PROMPT
Wherever the word "Creates" appears in a line, extract that line.

-- start --

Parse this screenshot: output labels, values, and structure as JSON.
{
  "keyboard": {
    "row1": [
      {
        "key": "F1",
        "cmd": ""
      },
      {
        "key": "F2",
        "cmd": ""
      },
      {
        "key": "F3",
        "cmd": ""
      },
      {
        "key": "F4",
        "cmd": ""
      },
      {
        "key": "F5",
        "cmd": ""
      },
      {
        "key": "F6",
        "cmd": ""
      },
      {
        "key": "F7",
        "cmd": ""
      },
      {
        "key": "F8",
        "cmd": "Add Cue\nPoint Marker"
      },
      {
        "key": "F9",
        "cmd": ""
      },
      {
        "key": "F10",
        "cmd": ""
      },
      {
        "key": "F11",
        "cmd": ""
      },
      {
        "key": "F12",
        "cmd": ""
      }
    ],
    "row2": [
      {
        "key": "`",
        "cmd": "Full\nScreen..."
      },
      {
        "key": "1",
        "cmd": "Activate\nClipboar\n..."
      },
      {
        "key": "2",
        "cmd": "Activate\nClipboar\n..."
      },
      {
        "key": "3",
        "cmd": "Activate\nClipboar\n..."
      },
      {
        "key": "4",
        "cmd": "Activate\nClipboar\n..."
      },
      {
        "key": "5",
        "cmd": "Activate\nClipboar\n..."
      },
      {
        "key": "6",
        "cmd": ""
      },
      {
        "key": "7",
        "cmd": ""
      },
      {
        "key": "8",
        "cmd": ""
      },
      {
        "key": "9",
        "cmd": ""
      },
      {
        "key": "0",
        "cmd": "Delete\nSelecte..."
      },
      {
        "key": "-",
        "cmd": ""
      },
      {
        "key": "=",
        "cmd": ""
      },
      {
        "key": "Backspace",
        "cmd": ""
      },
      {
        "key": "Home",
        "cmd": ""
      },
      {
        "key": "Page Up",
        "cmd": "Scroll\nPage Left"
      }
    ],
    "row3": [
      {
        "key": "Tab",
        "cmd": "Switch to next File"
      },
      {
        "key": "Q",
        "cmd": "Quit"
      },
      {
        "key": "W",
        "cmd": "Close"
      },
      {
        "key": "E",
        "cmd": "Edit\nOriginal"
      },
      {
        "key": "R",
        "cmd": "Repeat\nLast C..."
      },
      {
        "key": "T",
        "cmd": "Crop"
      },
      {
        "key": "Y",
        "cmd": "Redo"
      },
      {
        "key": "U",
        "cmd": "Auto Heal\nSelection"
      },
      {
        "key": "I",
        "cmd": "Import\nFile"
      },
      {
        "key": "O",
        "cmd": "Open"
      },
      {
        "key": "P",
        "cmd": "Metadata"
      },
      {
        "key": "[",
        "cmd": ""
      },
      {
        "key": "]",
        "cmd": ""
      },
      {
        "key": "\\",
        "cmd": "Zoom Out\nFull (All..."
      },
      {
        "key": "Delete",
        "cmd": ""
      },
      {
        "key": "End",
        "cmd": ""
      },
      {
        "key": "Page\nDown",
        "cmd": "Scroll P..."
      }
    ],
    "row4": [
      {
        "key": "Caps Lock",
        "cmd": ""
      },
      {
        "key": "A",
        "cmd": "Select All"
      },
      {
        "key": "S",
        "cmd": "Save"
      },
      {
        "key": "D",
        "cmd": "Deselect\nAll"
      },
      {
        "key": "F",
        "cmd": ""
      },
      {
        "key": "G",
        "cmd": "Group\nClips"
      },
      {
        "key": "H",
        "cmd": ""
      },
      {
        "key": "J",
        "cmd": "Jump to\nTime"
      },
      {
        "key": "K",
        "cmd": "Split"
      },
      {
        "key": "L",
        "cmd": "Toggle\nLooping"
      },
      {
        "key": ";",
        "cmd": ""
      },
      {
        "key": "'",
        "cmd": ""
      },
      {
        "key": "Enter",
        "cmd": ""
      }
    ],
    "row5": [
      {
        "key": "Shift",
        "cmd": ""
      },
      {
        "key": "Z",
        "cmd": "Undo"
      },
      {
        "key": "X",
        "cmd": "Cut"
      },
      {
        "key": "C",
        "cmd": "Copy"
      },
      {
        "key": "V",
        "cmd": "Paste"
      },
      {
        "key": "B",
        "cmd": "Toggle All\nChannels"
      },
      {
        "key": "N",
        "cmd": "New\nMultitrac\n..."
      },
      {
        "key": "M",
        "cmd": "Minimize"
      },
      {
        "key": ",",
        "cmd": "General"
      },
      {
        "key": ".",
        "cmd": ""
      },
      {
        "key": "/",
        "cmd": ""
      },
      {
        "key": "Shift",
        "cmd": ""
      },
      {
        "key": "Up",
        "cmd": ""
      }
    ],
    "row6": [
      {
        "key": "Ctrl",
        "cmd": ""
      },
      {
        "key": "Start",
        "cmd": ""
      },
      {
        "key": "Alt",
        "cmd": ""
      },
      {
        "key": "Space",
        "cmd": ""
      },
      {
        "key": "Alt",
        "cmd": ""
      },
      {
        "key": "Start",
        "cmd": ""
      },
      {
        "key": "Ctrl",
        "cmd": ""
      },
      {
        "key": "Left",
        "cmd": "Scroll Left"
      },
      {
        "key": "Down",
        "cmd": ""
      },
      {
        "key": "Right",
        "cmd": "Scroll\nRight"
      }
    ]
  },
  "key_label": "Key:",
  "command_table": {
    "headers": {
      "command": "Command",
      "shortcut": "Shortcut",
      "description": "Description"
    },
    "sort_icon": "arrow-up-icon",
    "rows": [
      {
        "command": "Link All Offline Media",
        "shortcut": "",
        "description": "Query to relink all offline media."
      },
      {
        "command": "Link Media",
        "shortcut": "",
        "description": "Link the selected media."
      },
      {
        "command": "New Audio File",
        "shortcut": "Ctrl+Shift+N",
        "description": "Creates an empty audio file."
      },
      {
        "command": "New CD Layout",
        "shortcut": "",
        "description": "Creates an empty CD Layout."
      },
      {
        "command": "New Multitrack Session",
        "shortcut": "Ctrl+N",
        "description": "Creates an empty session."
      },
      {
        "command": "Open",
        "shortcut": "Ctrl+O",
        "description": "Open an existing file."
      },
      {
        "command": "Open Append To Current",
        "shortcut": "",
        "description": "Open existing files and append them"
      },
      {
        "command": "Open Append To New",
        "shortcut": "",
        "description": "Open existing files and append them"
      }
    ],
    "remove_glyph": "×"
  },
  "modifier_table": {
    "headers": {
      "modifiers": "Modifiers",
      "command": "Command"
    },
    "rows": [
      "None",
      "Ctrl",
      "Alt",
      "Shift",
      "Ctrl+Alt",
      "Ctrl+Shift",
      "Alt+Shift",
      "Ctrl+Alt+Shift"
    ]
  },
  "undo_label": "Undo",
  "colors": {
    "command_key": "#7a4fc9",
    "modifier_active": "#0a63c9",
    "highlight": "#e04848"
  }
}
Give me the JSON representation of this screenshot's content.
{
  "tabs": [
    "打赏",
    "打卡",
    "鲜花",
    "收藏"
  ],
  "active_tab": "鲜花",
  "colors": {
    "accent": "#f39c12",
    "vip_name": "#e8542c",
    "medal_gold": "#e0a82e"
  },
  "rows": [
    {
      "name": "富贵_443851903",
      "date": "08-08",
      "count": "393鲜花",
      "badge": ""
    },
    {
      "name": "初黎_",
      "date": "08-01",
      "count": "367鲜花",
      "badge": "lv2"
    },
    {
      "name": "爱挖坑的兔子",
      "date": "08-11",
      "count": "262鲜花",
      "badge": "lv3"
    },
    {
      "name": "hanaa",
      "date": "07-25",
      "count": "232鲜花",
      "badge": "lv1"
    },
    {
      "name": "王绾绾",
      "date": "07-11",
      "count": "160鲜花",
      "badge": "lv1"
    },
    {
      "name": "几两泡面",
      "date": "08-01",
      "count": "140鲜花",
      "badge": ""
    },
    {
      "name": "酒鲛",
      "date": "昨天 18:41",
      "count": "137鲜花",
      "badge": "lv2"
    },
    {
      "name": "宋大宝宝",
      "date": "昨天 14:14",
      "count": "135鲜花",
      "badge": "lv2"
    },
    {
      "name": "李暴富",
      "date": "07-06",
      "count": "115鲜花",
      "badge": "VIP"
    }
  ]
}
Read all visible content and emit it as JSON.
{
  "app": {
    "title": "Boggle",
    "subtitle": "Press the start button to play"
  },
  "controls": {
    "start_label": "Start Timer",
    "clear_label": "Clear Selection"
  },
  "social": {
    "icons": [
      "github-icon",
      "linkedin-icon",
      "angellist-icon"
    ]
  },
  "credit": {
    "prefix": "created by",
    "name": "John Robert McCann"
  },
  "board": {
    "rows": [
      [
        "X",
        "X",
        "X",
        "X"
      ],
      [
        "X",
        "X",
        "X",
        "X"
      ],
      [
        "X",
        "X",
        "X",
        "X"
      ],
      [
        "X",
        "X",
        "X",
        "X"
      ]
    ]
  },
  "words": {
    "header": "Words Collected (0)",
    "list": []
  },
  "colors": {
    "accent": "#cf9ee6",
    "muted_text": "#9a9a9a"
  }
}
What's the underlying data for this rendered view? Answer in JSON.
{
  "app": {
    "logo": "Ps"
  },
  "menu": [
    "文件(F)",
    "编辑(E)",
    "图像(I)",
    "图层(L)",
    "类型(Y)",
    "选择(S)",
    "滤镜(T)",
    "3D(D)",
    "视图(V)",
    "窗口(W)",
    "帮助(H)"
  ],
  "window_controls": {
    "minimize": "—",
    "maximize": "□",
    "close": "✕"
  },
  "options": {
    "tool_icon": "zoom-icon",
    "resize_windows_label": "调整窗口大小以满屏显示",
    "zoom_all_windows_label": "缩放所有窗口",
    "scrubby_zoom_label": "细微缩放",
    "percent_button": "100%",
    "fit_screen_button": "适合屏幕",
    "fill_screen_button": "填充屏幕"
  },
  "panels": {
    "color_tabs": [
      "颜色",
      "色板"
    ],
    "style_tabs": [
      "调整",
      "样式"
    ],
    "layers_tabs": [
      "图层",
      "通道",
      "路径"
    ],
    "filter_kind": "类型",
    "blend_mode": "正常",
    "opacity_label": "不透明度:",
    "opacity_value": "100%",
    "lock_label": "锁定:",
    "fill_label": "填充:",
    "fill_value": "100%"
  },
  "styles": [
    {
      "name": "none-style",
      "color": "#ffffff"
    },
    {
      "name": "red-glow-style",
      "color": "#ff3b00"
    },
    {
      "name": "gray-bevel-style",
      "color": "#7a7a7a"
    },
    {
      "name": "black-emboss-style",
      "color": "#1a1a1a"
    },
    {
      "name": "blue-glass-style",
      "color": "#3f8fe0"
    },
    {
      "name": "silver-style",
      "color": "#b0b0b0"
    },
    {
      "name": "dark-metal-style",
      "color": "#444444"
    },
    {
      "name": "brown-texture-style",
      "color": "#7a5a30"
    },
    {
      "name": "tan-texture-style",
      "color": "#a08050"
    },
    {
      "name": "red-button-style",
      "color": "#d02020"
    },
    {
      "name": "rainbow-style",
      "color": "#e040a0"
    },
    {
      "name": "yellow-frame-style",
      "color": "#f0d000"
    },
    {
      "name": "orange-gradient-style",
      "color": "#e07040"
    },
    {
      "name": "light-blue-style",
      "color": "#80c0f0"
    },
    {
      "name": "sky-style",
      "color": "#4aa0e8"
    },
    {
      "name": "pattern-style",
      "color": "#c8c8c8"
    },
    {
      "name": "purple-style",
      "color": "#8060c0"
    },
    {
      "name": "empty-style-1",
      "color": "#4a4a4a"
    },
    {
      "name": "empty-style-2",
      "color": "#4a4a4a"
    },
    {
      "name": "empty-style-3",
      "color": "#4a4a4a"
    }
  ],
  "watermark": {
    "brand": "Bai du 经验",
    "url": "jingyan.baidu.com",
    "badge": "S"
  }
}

-- end --

WRITTEN SOLUTION
        "description": "Creates an empty audio file."
        "description": "Creates an empty CD Layout."
        "description": "Creates an empty session."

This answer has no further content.